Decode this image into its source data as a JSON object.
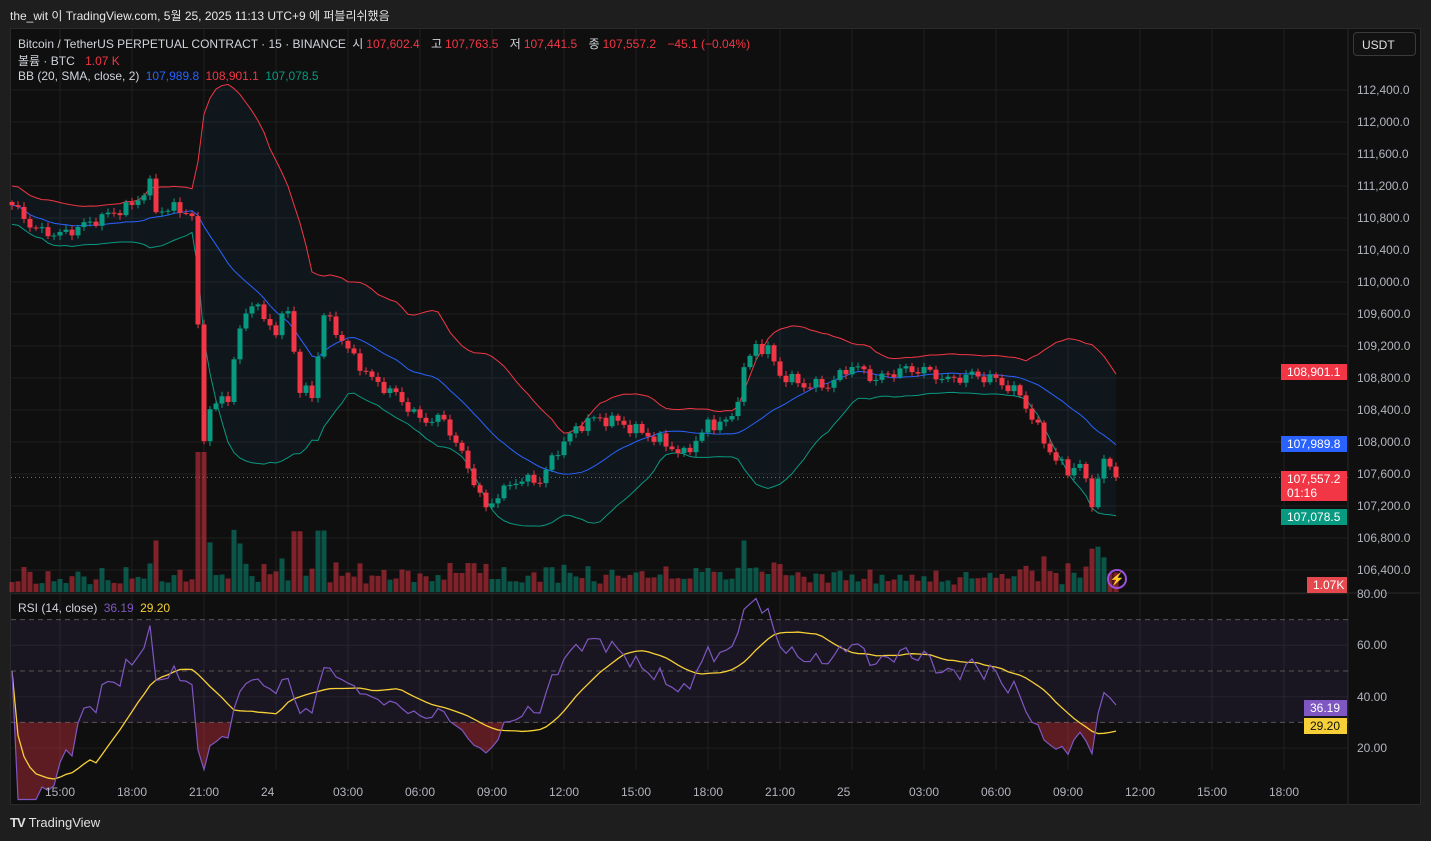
{
  "header": {
    "published": "the_wit 이 TradingView.com, 5월 25, 2025 11:13 UTC+9 에 퍼블리쉬했음"
  },
  "legend": {
    "symbol": "Bitcoin / TetherUS PERPETUAL CONTRACT · 15 · BINANCE",
    "open_label": "시",
    "open": "107,602.4",
    "high_label": "고",
    "high": "107,763.5",
    "low_label": "저",
    "low": "107,441.5",
    "close_label": "종",
    "close": "107,557.2",
    "change": "−45.1 (−0.04%)",
    "volume_label": "볼륨 · BTC",
    "volume": "1.07 K",
    "bb_label": "BB (20, SMA, close, 2)",
    "bb_basis": "107,989.8",
    "bb_upper": "108,901.1",
    "bb_lower": "107,078.5",
    "rsi_label": "RSI (14, close)",
    "rsi": "36.19",
    "rsi_ma": "29.20"
  },
  "currency_button": "USDT",
  "price_tags": {
    "bb_upper": "108,901.1",
    "bb_basis": "107,989.8",
    "last": "107,557.2",
    "countdown": "01:16",
    "bb_lower": "107,078.5",
    "volume": "1.07K",
    "rsi": "36.19",
    "rsi_ma": "29.20"
  },
  "colors": {
    "up": "#089981",
    "down": "#f23645",
    "bb_basis": "#2962ff",
    "bb_upper": "#f23645",
    "bb_lower": "#089981",
    "rsi": "#7e57c2",
    "rsi_ma": "#f7d038"
  },
  "logo": "TradingView",
  "chart_data": {
    "type": "candlestick",
    "title": "Bitcoin / TetherUS PERPETUAL CONTRACT · 15 · BINANCE",
    "interval_minutes": 15,
    "start": "May 23 13:00",
    "close_keypoints_hours_price": [
      [
        0,
        110960
      ],
      [
        1,
        110650
      ],
      [
        2,
        110590
      ],
      [
        3,
        110710
      ],
      [
        4,
        110840
      ],
      [
        5,
        110960
      ],
      [
        5.75,
        111210
      ],
      [
        6,
        110900
      ],
      [
        7,
        110920
      ],
      [
        7.5,
        110820
      ],
      [
        7.75,
        109400
      ],
      [
        8,
        108090
      ],
      [
        8.25,
        108400
      ],
      [
        9,
        108590
      ],
      [
        9.5,
        109400
      ],
      [
        10,
        109780
      ],
      [
        10.5,
        109530
      ],
      [
        11,
        109400
      ],
      [
        11.5,
        109650
      ],
      [
        12,
        108650
      ],
      [
        12.5,
        108590
      ],
      [
        13,
        109590
      ],
      [
        13.5,
        109400
      ],
      [
        14,
        109150
      ],
      [
        15,
        108780
      ],
      [
        16,
        108590
      ],
      [
        17,
        108280
      ],
      [
        18,
        108280
      ],
      [
        19,
        107690
      ],
      [
        19.75,
        107150
      ],
      [
        20,
        107270
      ],
      [
        21,
        107520
      ],
      [
        22,
        107520
      ],
      [
        23,
        108020
      ],
      [
        24,
        108280
      ],
      [
        25,
        108280
      ],
      [
        26,
        108150
      ],
      [
        27,
        108020
      ],
      [
        28,
        107840
      ],
      [
        29,
        108210
      ],
      [
        30,
        108280
      ],
      [
        30.5,
        108900
      ],
      [
        31,
        109210
      ],
      [
        31.5,
        109150
      ],
      [
        32,
        108840
      ],
      [
        33,
        108710
      ],
      [
        34,
        108710
      ],
      [
        35,
        108960
      ],
      [
        36,
        108780
      ],
      [
        37,
        108900
      ],
      [
        38,
        108900
      ],
      [
        39,
        108770
      ],
      [
        40,
        108840
      ],
      [
        41,
        108780
      ],
      [
        42,
        108590
      ],
      [
        43,
        108020
      ],
      [
        43.5,
        107770
      ],
      [
        44,
        107650
      ],
      [
        44.5,
        107710
      ],
      [
        45,
        107270
      ],
      [
        45.5,
        107770
      ],
      [
        46,
        107557.2
      ]
    ],
    "price_axis": [
      "112,400.0",
      "112,000.0",
      "111,600.0",
      "111,200.0",
      "110,800.0",
      "110,400.0",
      "110,000.0",
      "109,600.0",
      "109,200.0",
      "108,800.0",
      "108,400.0",
      "108,000.0",
      "107,600.0",
      "107,200.0",
      "106,800.0",
      "106,400.0"
    ],
    "price_axis_values": [
      112400,
      112000,
      111600,
      111200,
      110800,
      110400,
      110000,
      109600,
      109200,
      108800,
      108400,
      108000,
      107600,
      107200,
      106800,
      106400
    ],
    "rsi_axis": [
      "80.00",
      "60.00",
      "40.00",
      "20.00"
    ],
    "rsi_axis_values": [
      80,
      60,
      40,
      20
    ],
    "rsi_bands": [
      70,
      50,
      30
    ],
    "time_axis": [
      "15:00",
      "18:00",
      "21:00",
      "24",
      "03:00",
      "06:00",
      "09:00",
      "12:00",
      "15:00",
      "18:00",
      "21:00",
      "25",
      "03:00",
      "06:00",
      "09:00",
      "12:00",
      "15:00",
      "18:00"
    ],
    "time_axis_hours": [
      2,
      5,
      8,
      11,
      14,
      17,
      20,
      23,
      26,
      29,
      32,
      35,
      38,
      41,
      44,
      47,
      50,
      53
    ],
    "bb": {
      "length": 20,
      "mult": 2,
      "basis": 107989.8,
      "upper": 108901.1,
      "lower": 107078.5
    },
    "rsi": {
      "length": 14,
      "value": 36.19,
      "ma": 29.2
    },
    "last_price": 107557.2
  }
}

+ + + + +

» Your goal:
Wherever the string "TetherUS" appears in the entries above, list that line.

» Reply:
    "symbol": "Bitcoin / TetherUS PERPETUAL CONTRACT · 15 · BINANCE",
    "title": "Bitcoin / TetherUS PERPETUAL CONTRACT · 15 · BINANCE",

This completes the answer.